- _WORK TO COMPLETE_
Pictures do not belong in the copy; quote every entry below exactly.

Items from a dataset

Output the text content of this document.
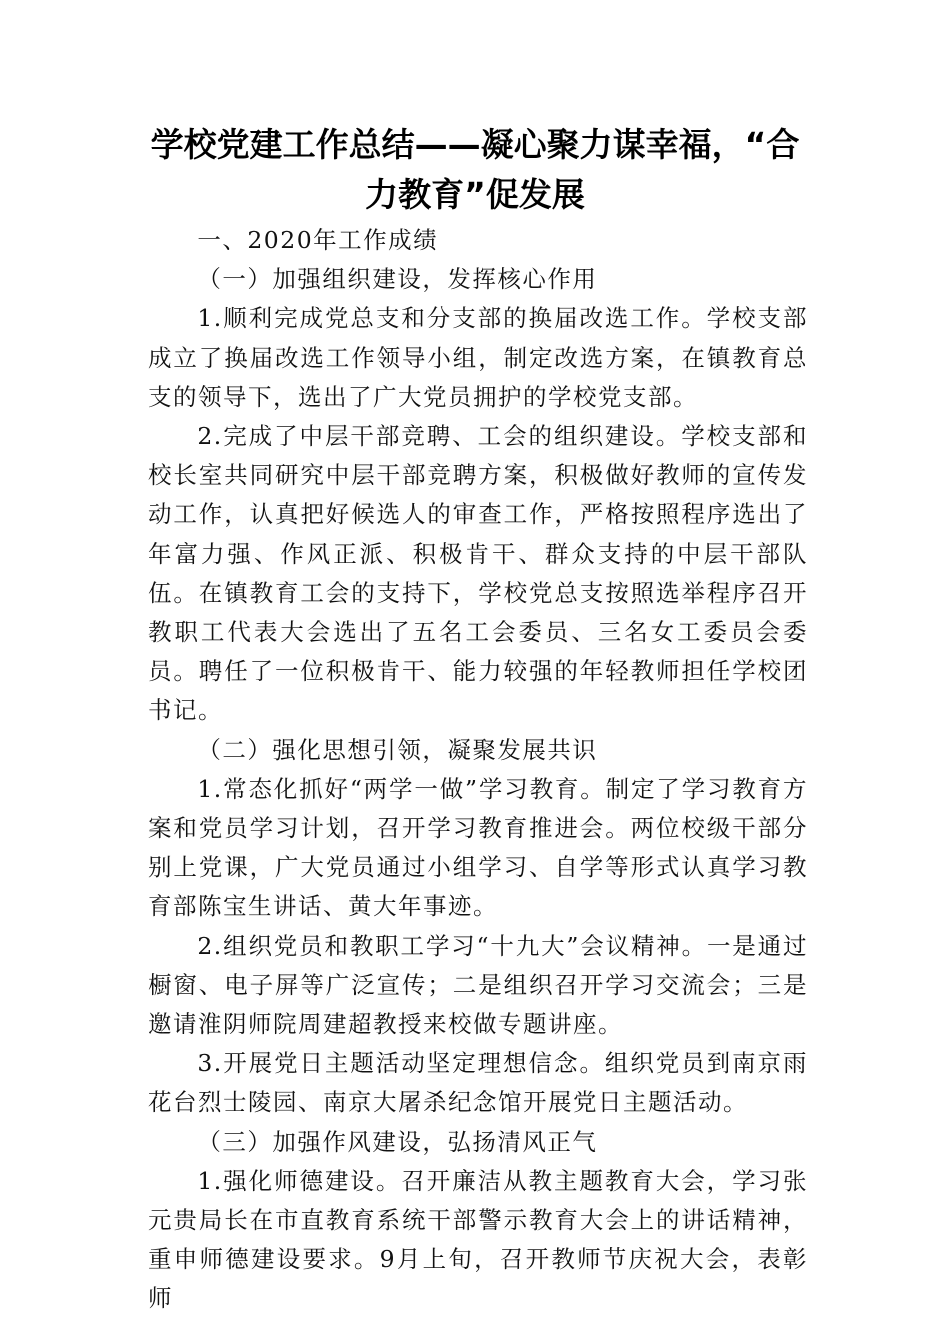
学校党建工作总结——凝心聚力谋幸福，“合
力教育”促发展

一、2020年工作成绩

（一）加强组织建设，发挥核心作用

1.顺利完成党总支和分支部的换届改选工作。学校支部成立了换届改选工作领导小组，制定改选方案，在镇教育总支的领导下，选出了广大党员拥护的学校党支部。

2.完成了中层干部竞聘、工会的组织建设。学校支部和校长室共同研究中层干部竞聘方案，积极做好教师的宣传发动工作，认真把好候选人的审查工作，严格按照程序选出了年富力强、作风正派、积极肯干、群众支持的中层干部队伍。在镇教育工会的支持下，学校党总支按照选举程序召开教职工代表大会选出了五名工会委员、三名女工委员会委员。聘任了一位积极肯干、能力较强的年轻教师担任学校团书记。

（二）强化思想引领，凝聚发展共识

1.常态化抓好“两学一做”学习教育。制定了学习教育方案和党员学习计划，召开学习教育推进会。两位校级干部分别上党课，广大党员通过小组学习、自学等形式认真学习教育部陈宝生讲话、黄大年事迹。

2.组织党员和教职工学习“十九大”会议精神。一是通过橱窗、电子屏等广泛宣传；二是组织召开学习交流会；三是邀请淮阴师院周建超教授来校做专题讲座。

3.开展党日主题活动坚定理想信念。组织党员到南京雨花台烈士陵园、南京大屠杀纪念馆开展党日主题活动。

（三）加强作风建设，弘扬清风正气

1.强化师德建设。召开廉洁从教主题教育大会，学习张元贵局长在市直教育系统干部警示教育大会上的讲话精神，重申师德建设要求。9月上旬，召开教师节庆祝大会，表彰师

- _FINISHED TASK_
Output the text content of this document.
学校党建工作总结——凝心聚力谋幸福，“合
力教育”促发展

一、2020年工作成绩

（一）加强组织建设，发挥核心作用

1.顺利完成党总支和分支部的换届改选工作。学校支部成立了换届改选工作领导小组，制定改选方案，在镇教育总支的领导下，选出了广大党员拥护的学校党支部。

2.完成了中层干部竞聘、工会的组织建设。学校支部和校长室共同研究中层干部竞聘方案，积极做好教师的宣传发动工作，认真把好候选人的审查工作，严格按照程序选出了年富力强、作风正派、积极肯干、群众支持的中层干部队伍。在镇教育工会的支持下，学校党总支按照选举程序召开教职工代表大会选出了五名工会委员、三名女工委员会委员。聘任了一位积极肯干、能力较强的年轻教师担任学校团书记。

（二）强化思想引领，凝聚发展共识

1.常态化抓好“两学一做”学习教育。制定了学习教育方案和党员学习计划，召开学习教育推进会。两位校级干部分别上党课，广大党员通过小组学习、自学等形式认真学习教育部陈宝生讲话、黄大年事迹。

2.组织党员和教职工学习“十九大”会议精神。一是通过橱窗、电子屏等广泛宣传；二是组织召开学习交流会；三是邀请淮阴师院周建超教授来校做专题讲座。

3.开展党日主题活动坚定理想信念。组织党员到南京雨花台烈士陵园、南京大屠杀纪念馆开展党日主题活动。

（三）加强作风建设，弘扬清风正气

1.强化师德建设。召开廉洁从教主题教育大会，学习张元贵局长在市直教育系统干部警示教育大会上的讲话精神，重申师德建设要求。9月上旬，召开教师节庆祝大会，表彰师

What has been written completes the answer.